## Begin Supplied material

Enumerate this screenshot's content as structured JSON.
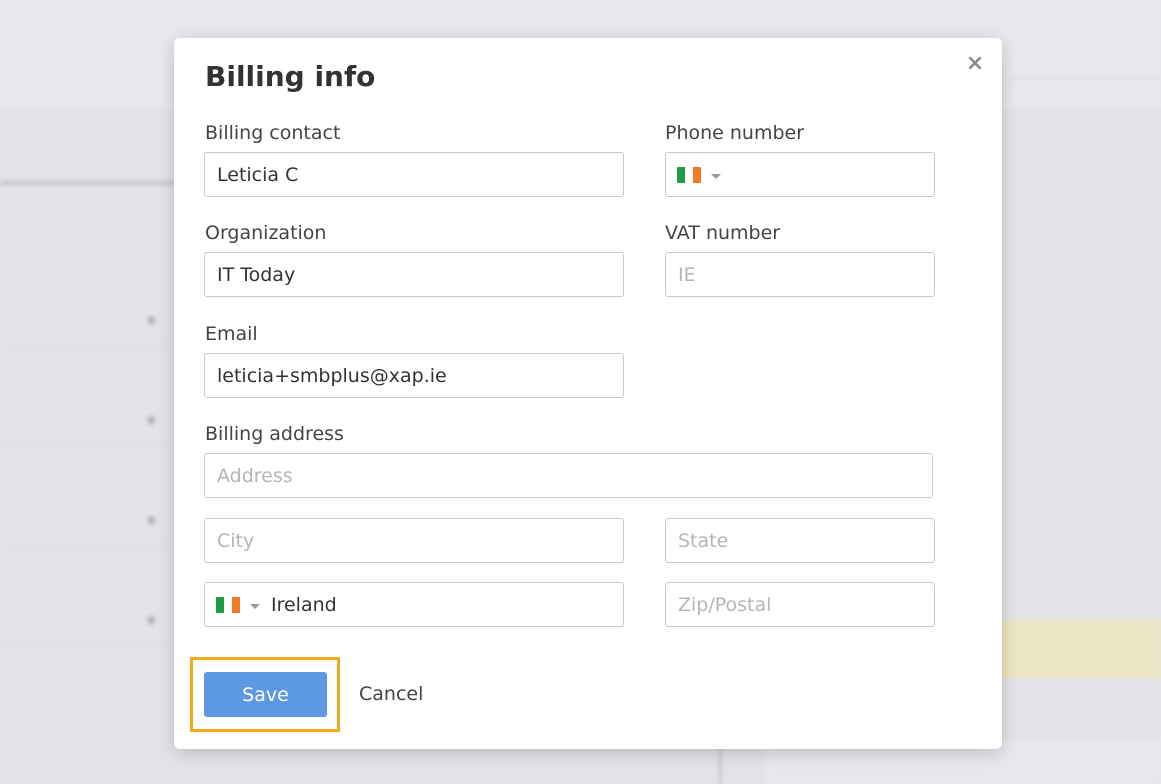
{
  "modal": {
    "title": "Billing info",
    "close_glyph": "×",
    "fields": {
      "billing_contact": {
        "label": "Billing contact",
        "value": "Leticia C"
      },
      "phone_number": {
        "label": "Phone number",
        "country_flag": "flag-ireland-icon"
      },
      "organization": {
        "label": "Organization",
        "value": "IT Today"
      },
      "vat_number": {
        "label": "VAT number",
        "placeholder": "IE"
      },
      "email": {
        "label": "Email",
        "value": "leticia+smbplus@xap.ie"
      },
      "billing_address": {
        "label": "Billing address",
        "placeholder": "Address"
      },
      "city": {
        "placeholder": "City"
      },
      "state": {
        "placeholder": "State"
      },
      "country": {
        "value": "Ireland",
        "flag": "flag-ireland-icon"
      },
      "zip": {
        "placeholder": "Zip/Postal"
      }
    },
    "actions": {
      "save_label": "Save",
      "cancel_label": "Cancel"
    }
  },
  "colors": {
    "save_button": "#5d98e2",
    "highlight": "#f2a91c",
    "flag_green": "#1f9c46",
    "flag_white": "#ffffff",
    "flag_orange": "#f07b24"
  }
}
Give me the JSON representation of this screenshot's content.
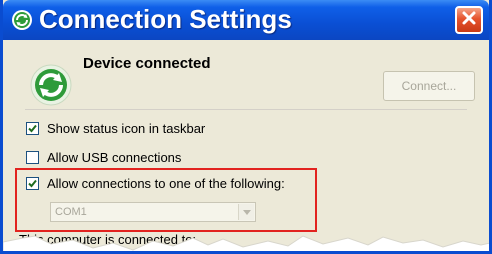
{
  "window": {
    "title": "Connection Settings",
    "title_icon": "sync-icon",
    "close_icon": "close-icon"
  },
  "device": {
    "icon": "device-sync-icon",
    "status": "Device connected",
    "connect_label": "Connect..."
  },
  "options": {
    "show_status_icon": {
      "label": "Show status icon in taskbar",
      "checked": true
    },
    "allow_usb": {
      "label": "Allow USB connections",
      "checked": false
    },
    "allow_connections": {
      "label": "Allow connections to one of the following:",
      "checked": true
    }
  },
  "port_select": {
    "value": "COM1"
  },
  "computer_connected_label": "This computer is connected to:",
  "colors": {
    "titlebar": "#0a4fd4",
    "highlight_border": "#e2231f",
    "window_bg": "#ece9d8",
    "icon_green": "#2e9b3a"
  }
}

## End Supplied material

Could you repeat, exactly and with nothing else, the lines from the one containing "Give me the" through the last line of the records above, leaving out the pictures?

__Answer in full__
Give me the JSON representation of this screenshot's content.
{
  "window": {
    "title": "Connection Settings",
    "title_icon": "sync-icon",
    "close_icon": "close-icon"
  },
  "device": {
    "icon": "device-sync-icon",
    "status": "Device connected",
    "connect_label": "Connect..."
  },
  "options": {
    "show_status_icon": {
      "label": "Show status icon in taskbar",
      "checked": true
    },
    "allow_usb": {
      "label": "Allow USB connections",
      "checked": false
    },
    "allow_connections": {
      "label": "Allow connections to one of the following:",
      "checked": true
    }
  },
  "port_select": {
    "value": "COM1"
  },
  "computer_connected_label": "This computer is connected to:",
  "colors": {
    "titlebar": "#0a4fd4",
    "highlight_border": "#e2231f",
    "window_bg": "#ece9d8",
    "icon_green": "#2e9b3a"
  }
}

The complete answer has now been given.